§ **Extracted records**:
** begin **

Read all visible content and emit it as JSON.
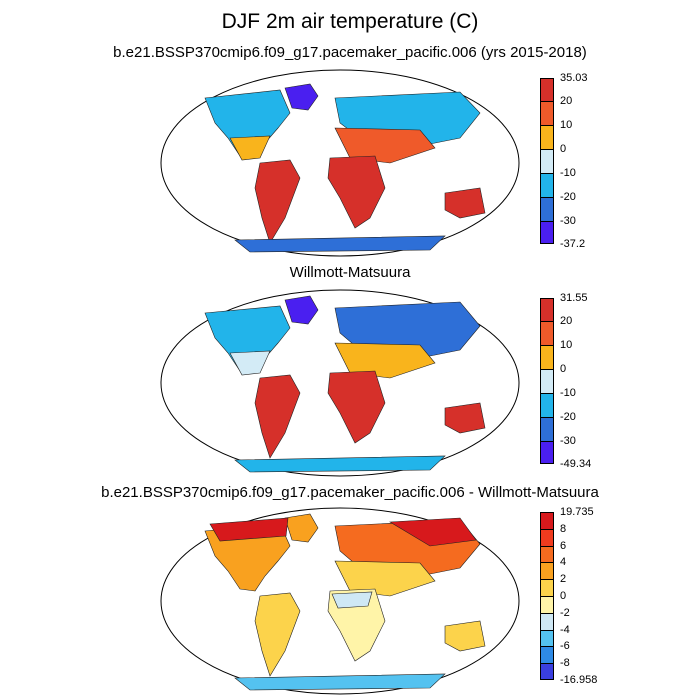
{
  "title": "DJF 2m air temperature (C)",
  "panels": [
    {
      "title": "b.e21.BSSP370cmip6.f09_g17.pacemaker_pacific.006 (yrs 2015-2018)",
      "colorbar": {
        "labels": [
          "35.03",
          "20",
          "10",
          "0",
          "-10",
          "-20",
          "-30",
          "-37.2"
        ],
        "colors": [
          "#d6302a",
          "#ef5a2a",
          "#f9b41c",
          "#d3ebf6",
          "#22b4ea",
          "#2e6fd7",
          "#4a1ff0"
        ]
      }
    },
    {
      "title": "Willmott-Matsuura",
      "colorbar": {
        "labels": [
          "31.55",
          "20",
          "10",
          "0",
          "-10",
          "-20",
          "-30",
          "-49.34"
        ],
        "colors": [
          "#d6302a",
          "#ef5a2a",
          "#f9b41c",
          "#d3ebf6",
          "#22b4ea",
          "#2e6fd7",
          "#4a1ff0"
        ]
      }
    },
    {
      "title": "b.e21.BSSP370cmip6.f09_g17.pacemaker_pacific.006 - Willmott-Matsuura",
      "colorbar": {
        "labels": [
          "19.735",
          "8",
          "6",
          "4",
          "2",
          "0",
          "-2",
          "-4",
          "-6",
          "-8",
          "-16.958"
        ],
        "colors": [
          "#d7191c",
          "#f03b1e",
          "#f56b1f",
          "#f9a11f",
          "#fcd34b",
          "#fff4a8",
          "#cfe8f5",
          "#54c2f0",
          "#2e8ae6",
          "#3a3fe0"
        ]
      }
    }
  ]
}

** end **

§ **Set task**: Scan the material above for the string "Matsuura" and report each line where you find it.

§ **Reply**:
      "title": "Willmott-Matsuura",
      "title": "b.e21.BSSP370cmip6.f09_g17.pacemaker_pacific.006 - Willmott-Matsuura",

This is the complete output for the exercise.